** Begin Listing **
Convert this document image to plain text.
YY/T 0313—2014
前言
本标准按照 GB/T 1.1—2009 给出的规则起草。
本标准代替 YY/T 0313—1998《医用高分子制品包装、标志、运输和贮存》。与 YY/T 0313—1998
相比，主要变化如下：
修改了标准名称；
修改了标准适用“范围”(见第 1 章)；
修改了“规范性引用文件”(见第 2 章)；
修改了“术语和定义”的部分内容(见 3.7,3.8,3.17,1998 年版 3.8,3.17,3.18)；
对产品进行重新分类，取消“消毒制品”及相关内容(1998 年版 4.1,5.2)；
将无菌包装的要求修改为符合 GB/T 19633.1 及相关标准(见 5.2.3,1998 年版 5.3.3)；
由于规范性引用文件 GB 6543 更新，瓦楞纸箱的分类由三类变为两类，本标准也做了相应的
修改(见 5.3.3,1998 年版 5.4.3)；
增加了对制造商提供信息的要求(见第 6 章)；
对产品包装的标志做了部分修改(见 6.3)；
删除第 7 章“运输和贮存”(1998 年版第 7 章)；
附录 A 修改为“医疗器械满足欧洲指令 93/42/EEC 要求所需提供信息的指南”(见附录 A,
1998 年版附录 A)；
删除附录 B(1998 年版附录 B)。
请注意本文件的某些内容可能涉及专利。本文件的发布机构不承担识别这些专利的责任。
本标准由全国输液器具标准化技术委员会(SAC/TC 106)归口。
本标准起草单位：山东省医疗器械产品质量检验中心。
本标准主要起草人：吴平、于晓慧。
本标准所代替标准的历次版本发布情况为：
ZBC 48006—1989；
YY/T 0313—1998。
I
** End Listing **
■ What you have to do ■
Quote every line of the data, word for word.

■ Exercise result ■
Convert this document image to plain text.
YY/T 0313—2014
前言
本标准按照 GB/T 1.1—2009 给出的规则起草。
本标准代替 YY/T 0313—1998《医用高分子制品包装、标志、运输和贮存》。与 YY/T 0313—1998
相比，主要变化如下：
修改了标准名称；
修改了标准适用“范围”(见第 1 章)；
修改了“规范性引用文件”(见第 2 章)；
修改了“术语和定义”的部分内容(见 3.7,3.8,3.17,1998 年版 3.8,3.17,3.18)；
对产品进行重新分类，取消“消毒制品”及相关内容(1998 年版 4.1,5.2)；
将无菌包装的要求修改为符合 GB/T 19633.1 及相关标准(见 5.2.3,1998 年版 5.3.3)；
由于规范性引用文件 GB 6543 更新，瓦楞纸箱的分类由三类变为两类，本标准也做了相应的
修改(见 5.3.3,1998 年版 5.4.3)；
增加了对制造商提供信息的要求(见第 6 章)；
对产品包装的标志做了部分修改(见 6.3)；
删除第 7 章“运输和贮存”(1998 年版第 7 章)；
附录 A 修改为“医疗器械满足欧洲指令 93/42/EEC 要求所需提供信息的指南”(见附录 A,
1998 年版附录 A)；
删除附录 B(1998 年版附录 B)。
请注意本文件的某些内容可能涉及专利。本文件的发布机构不承担识别这些专利的责任。
本标准由全国输液器具标准化技术委员会(SAC/TC 106)归口。
本标准起草单位：山东省医疗器械产品质量检验中心。
本标准主要起草人：吴平、于晓慧。
本标准所代替标准的历次版本发布情况为：
ZBC 48006—1989；
YY/T 0313—1998。
I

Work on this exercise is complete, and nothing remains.